== Task material

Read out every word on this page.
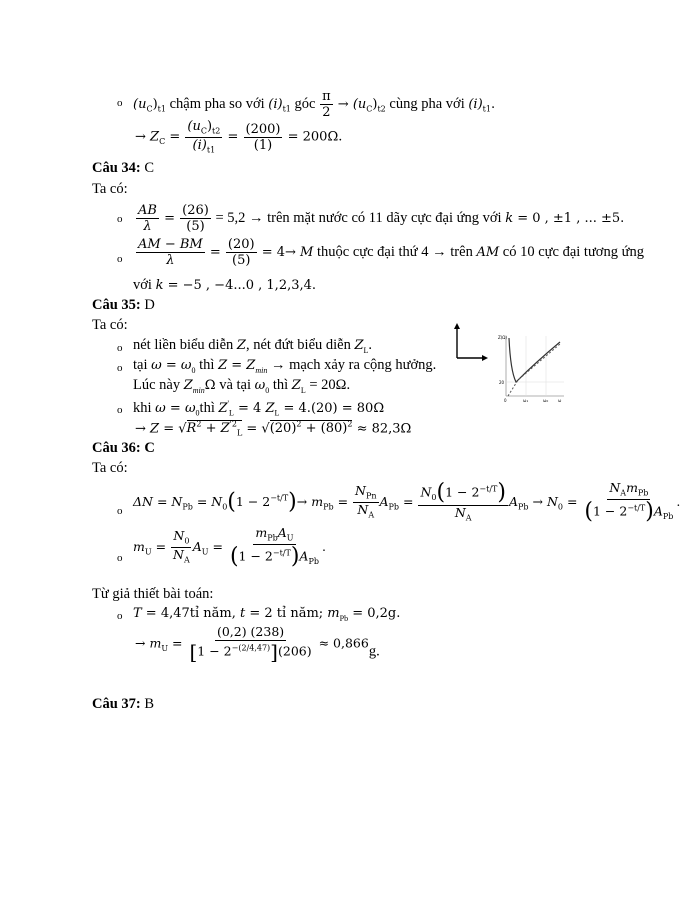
o $(u_C)_{t1}$ chậm pha so với $(i)_{t1}$ góc $\frac{\pi}{2} \to (u_C)_{t2}$ cùng pha với $(i)_{t1}$.
→ $Z_C = \frac{(u_C)_{t2}}{(i)_{t1}} = \frac{(200)}{(1)} = 200\Omega$.
Câu 34: C
Ta có:
o $\frac{AB}{\lambda} = \frac{(26)}{(5)} = 5,2$ → trên mặt nước có 11 dãy cực đại ứng với k = 0 , ±1 , ... ±5.
o $\frac{AM - BM}{\lambda} = \frac{(20)}{(5)} = 4\to M$ thuộc cực đại thứ 4 → trên AM có 10 cực đại tương ứng
với k = −5 , −4...0 , 1,2,3,4.
Câu 35: D
Ta có:
o nét liền biểu diễn Z, nét đứt biểu diễn $Z_L$.
o tại $\omega = \omega_0$ thì $Z = Z_{min}$ → mạch xảy ra cộng hưởng.
Lúc này $Z_{min}\Omega$ và tại $\omega_0$ thì $Z_L = 20\Omega$.
o khi $\omega = \omega_0thì$ $Z'_L = 4$ $Z_L = 4.(20) = 80\Omega$
→ $Z = √R^2 + Z^{'2}_L = √(20)^2 + (80)^2 \approx 82,3\Omega$
Z(Ω)
20
0	ω1	ω0 ω
Câu 36: C
Ta có:
o
$\Delta N = N_{Pb} = N_0(1 - 2^{-t/T})\to m_{Pb} = \frac{N_{Pn}}{N_A} A_{Pb} = \frac{N_0(1 - 2^{-t/T})}{N_A} A_{Pb} \to N_0 = \frac{N_Am_{Pb}}{(1 - 2^{-t/T})A_{Pb}}$ .
o
$m_U = \frac{N_0}{N_A} A_U = \frac{m_{Pb}A_U}{(1 - 2^{-t/T})A_{Pb}}$ .
Từ giả thiết bài toán:
o T = 4,47tỉ năm, t = 2 tỉ năm; $m_{Pb} = 0,2g$.
→ $m_U = \frac{(0,2) (238)}{[1 - 2^{-(2/4,47)}](206)} \approx 0,866g$.
Câu 37: B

====

* _What the task requires_: Take the data above and repeat it exactly, leaving each picture out.

* _Output for this task_:
Read out every word on this page.
o $(u_C)_{t1}$ chậm pha so với $(i)_{t1}$ góc $\frac{\pi}{2} \to (u_C)_{t2}$ cùng pha với $(i)_{t1}$.
→ $Z_C = \frac{(u_C)_{t2}}{(i)_{t1}} = \frac{(200)}{(1)} = 200\Omega$.
Câu 34: C
Ta có:
o $\frac{AB}{\lambda} = \frac{(26)}{(5)} = 5,2$ → trên mặt nước có 11 dãy cực đại ứng với k = 0 , ±1 , ... ±5.
o $\frac{AM - BM}{\lambda} = \frac{(20)}{(5)} = 4\to M$ thuộc cực đại thứ 4 → trên AM có 10 cực đại tương ứng
với k = −5 , −4...0 , 1,2,3,4.
Câu 35: D
Ta có:
o nét liền biểu diễn Z, nét đứt biểu diễn $Z_L$.
o tại $\omega = \omega_0$ thì $Z = Z_{min}$ → mạch xảy ra cộng hưởng.
Lúc này $Z_{min}\Omega$ và tại $\omega_0$ thì $Z_L = 20\Omega$.
o khi $\omega = \omega_0thì$ $Z'_L = 4$ $Z_L = 4.(20) = 80\Omega$
→ $Z = √R^2 + Z^{'2}_L = √(20)^2 + (80)^2 \approx 82,3\Omega$
Z(Ω)
20
0	ω1	ω0 ω
Câu 36: C
Ta có:
o
$\Delta N = N_{Pb} = N_0(1 - 2^{-t/T})\to m_{Pb} = \frac{N_{Pn}}{N_A} A_{Pb} = \frac{N_0(1 - 2^{-t/T})}{N_A} A_{Pb} \to N_0 = \frac{N_Am_{Pb}}{(1 - 2^{-t/T})A_{Pb}}$ .
o
$m_U = \frac{N_0}{N_A} A_U = \frac{m_{Pb}A_U}{(1 - 2^{-t/T})A_{Pb}}$ .
Từ giả thiết bài toán:
o T = 4,47tỉ năm, t = 2 tỉ năm; $m_{Pb} = 0,2g$.
→ $m_U = \frac{(0,2) (238)}{[1 - 2^{-(2/4,47)}](206)} \approx 0,866g$.
Câu 37: B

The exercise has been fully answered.